=== RECORD LIST ===

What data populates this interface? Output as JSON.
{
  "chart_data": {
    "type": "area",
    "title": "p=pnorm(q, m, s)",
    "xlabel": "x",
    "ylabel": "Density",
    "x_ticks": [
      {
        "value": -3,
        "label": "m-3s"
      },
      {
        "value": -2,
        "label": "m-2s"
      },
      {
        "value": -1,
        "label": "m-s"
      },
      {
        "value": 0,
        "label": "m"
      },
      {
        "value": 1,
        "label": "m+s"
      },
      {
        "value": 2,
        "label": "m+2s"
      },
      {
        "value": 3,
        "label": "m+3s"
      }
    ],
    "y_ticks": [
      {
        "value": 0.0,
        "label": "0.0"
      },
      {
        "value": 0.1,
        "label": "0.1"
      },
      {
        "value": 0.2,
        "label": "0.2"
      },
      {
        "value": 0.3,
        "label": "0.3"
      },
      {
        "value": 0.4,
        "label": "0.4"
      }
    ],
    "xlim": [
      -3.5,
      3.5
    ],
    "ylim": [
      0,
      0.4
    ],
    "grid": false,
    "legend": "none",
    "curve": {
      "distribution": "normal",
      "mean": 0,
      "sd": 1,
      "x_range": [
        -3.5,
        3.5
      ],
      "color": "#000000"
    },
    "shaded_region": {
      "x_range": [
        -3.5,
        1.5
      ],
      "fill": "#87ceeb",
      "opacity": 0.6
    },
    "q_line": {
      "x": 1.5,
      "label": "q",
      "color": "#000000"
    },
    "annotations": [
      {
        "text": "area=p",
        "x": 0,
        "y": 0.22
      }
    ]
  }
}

=== WHAT IS ASKED ===
Every line of the data above should be copied exactly.

=== THE OUTPUT ===
What data populates this interface? Output as JSON.
{
  "chart_data": {
    "type": "area",
    "title": "p=pnorm(q, m, s)",
    "xlabel": "x",
    "ylabel": "Density",
    "x_ticks": [
      {
        "value": -3,
        "label": "m-3s"
      },
      {
        "value": -2,
        "label": "m-2s"
      },
      {
        "value": -1,
        "label": "m-s"
      },
      {
        "value": 0,
        "label": "m"
      },
      {
        "value": 1,
        "label": "m+s"
      },
      {
        "value": 2,
        "label": "m+2s"
      },
      {
        "value": 3,
        "label": "m+3s"
      }
    ],
    "y_ticks": [
      {
        "value": 0.0,
        "label": "0.0"
      },
      {
        "value": 0.1,
        "label": "0.1"
      },
      {
        "value": 0.2,
        "label": "0.2"
      },
      {
        "value": 0.3,
        "label": "0.3"
      },
      {
        "value": 0.4,
        "label": "0.4"
      }
    ],
    "xlim": [
      -3.5,
      3.5
    ],
    "ylim": [
      0,
      0.4
    ],
    "grid": false,
    "legend": "none",
    "curve": {
      "distribution": "normal",
      "mean": 0,
      "sd": 1,
      "x_range": [
        -3.5,
        3.5
      ],
      "color": "#000000"
    },
    "shaded_region": {
      "x_range": [
        -3.5,
        1.5
      ],
      "fill": "#87ceeb",
      "opacity": 0.6
    },
    "q_line": {
      "x": 1.5,
      "label": "q",
      "color": "#000000"
    },
    "annotations": [
      {
        "text": "area=p",
        "x": 0,
        "y": 0.22
      }
    ]
  }
}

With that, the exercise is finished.